** Start of DATA FOR THE TASK **

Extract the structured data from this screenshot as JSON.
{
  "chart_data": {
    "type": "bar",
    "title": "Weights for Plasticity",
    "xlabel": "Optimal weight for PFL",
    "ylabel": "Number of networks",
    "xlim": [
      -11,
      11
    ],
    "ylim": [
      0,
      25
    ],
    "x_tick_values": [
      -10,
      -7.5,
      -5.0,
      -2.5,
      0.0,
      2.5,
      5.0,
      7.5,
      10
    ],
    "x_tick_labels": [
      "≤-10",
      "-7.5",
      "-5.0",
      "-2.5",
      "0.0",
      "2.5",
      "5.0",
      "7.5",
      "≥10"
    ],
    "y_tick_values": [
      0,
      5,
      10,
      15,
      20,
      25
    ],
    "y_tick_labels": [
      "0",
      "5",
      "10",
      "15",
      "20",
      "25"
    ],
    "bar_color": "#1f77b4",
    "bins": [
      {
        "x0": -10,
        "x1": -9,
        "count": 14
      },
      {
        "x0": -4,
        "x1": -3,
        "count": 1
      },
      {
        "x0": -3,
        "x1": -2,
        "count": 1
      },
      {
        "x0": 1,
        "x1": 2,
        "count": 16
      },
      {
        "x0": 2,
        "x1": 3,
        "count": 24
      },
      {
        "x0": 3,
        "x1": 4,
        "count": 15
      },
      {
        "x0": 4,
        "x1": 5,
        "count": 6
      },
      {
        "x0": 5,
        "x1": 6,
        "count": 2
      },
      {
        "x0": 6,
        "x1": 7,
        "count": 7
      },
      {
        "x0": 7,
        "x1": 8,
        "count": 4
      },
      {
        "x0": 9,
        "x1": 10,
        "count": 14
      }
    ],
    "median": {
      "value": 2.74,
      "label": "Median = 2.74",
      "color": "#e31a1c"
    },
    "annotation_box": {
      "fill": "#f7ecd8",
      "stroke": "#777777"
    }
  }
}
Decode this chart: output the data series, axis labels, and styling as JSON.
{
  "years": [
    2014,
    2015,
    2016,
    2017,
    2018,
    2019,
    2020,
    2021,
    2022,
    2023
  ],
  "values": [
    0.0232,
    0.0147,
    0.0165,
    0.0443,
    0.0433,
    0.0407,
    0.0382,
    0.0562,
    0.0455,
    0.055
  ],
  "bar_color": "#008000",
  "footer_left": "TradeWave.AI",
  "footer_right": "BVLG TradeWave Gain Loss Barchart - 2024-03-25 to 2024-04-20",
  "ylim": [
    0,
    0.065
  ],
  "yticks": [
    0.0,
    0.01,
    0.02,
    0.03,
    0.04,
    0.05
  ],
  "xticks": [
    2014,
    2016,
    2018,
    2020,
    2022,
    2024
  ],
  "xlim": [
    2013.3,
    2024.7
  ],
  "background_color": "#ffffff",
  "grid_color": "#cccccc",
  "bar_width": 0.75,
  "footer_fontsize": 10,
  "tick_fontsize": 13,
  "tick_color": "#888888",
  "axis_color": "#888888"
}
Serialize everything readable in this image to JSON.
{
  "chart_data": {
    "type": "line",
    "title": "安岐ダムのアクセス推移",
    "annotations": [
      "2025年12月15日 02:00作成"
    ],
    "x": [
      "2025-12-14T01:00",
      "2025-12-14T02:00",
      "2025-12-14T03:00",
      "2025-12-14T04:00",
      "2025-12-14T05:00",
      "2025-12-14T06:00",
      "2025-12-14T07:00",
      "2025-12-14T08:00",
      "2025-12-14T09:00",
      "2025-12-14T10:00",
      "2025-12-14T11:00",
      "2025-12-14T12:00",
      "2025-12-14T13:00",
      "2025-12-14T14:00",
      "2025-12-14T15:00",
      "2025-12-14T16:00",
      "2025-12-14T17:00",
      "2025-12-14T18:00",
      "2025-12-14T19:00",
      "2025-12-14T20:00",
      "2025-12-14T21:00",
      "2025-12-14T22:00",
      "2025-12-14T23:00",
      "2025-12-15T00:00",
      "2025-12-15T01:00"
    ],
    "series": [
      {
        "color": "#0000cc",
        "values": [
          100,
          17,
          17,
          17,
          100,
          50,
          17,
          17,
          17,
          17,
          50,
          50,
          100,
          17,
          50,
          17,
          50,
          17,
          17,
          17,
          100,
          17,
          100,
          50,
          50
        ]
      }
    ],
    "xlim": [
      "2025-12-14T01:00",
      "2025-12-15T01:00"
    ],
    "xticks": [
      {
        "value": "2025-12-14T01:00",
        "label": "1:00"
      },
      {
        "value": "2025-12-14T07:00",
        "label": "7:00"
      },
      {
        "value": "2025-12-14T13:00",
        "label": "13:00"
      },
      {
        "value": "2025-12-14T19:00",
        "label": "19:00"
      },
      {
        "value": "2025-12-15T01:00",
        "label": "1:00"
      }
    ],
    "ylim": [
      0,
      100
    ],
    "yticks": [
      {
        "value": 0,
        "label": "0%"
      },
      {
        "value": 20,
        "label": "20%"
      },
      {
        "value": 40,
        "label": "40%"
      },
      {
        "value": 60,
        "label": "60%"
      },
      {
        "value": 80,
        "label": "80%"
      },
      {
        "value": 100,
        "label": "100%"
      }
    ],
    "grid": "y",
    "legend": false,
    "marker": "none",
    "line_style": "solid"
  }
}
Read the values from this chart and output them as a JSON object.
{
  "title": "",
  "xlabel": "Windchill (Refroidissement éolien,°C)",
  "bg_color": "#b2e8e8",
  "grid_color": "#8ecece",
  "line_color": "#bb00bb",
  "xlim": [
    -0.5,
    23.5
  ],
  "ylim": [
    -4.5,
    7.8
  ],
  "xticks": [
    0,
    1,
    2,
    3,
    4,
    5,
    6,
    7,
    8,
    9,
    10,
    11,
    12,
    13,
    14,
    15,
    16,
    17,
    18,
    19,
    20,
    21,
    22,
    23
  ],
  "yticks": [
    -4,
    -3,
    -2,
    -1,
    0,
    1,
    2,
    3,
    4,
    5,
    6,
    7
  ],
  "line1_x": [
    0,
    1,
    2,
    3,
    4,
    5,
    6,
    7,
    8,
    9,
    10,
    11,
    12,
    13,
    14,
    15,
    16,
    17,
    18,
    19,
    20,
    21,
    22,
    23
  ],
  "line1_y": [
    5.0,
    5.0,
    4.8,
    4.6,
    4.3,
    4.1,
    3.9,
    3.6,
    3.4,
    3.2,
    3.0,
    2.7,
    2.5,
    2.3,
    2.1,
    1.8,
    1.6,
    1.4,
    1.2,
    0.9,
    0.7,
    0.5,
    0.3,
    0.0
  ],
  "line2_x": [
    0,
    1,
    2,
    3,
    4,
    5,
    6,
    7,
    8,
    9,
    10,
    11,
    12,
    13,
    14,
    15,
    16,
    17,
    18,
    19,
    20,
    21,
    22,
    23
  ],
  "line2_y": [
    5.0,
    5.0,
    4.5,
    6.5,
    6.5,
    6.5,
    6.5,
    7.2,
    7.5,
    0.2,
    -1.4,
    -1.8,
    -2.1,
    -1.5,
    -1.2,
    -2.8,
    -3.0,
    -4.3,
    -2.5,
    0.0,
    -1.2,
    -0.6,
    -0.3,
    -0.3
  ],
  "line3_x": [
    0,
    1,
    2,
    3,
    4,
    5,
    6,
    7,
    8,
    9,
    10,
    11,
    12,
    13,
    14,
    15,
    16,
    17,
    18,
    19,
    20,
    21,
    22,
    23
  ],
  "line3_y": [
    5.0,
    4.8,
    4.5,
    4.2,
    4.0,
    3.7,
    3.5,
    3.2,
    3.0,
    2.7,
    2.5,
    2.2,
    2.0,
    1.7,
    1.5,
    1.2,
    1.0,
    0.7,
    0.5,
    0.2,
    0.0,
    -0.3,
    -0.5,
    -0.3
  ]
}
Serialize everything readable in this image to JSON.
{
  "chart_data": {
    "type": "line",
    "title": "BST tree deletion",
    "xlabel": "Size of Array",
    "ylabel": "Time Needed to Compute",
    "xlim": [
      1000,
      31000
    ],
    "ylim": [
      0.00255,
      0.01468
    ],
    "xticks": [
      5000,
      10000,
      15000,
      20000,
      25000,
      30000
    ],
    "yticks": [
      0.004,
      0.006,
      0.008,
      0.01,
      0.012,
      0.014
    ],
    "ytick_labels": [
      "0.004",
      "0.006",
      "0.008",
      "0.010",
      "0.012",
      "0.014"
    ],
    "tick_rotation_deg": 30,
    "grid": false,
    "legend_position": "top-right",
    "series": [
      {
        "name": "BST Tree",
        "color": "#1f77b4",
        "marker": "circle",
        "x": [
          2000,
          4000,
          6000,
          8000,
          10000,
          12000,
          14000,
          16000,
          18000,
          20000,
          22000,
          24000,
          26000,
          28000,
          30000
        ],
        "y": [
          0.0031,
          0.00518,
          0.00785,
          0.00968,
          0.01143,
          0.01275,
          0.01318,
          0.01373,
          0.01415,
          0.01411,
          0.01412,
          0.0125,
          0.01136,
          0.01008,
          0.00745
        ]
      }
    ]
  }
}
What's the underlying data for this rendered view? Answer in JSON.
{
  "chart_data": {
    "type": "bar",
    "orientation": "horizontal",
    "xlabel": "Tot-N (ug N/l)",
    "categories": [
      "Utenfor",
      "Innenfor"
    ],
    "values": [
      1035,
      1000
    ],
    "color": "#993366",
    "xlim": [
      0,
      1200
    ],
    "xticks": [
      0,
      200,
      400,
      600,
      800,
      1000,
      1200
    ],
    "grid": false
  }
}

** End of DATA FOR THE TASK **

Starting with the line that contains "What's the underlying", output every line through the end of the listing above, unchanged.

What's the underlying data for this rendered view? Answer in JSON.
{
  "chart_data": {
    "type": "bar",
    "orientation": "horizontal",
    "xlabel": "Tot-N (ug N/l)",
    "categories": [
      "Utenfor",
      "Innenfor"
    ],
    "values": [
      1035,
      1000
    ],
    "color": "#993366",
    "xlim": [
      0,
      1200
    ],
    "xticks": [
      0,
      200,
      400,
      600,
      800,
      1000,
      1200
    ],
    "grid": false
  }
}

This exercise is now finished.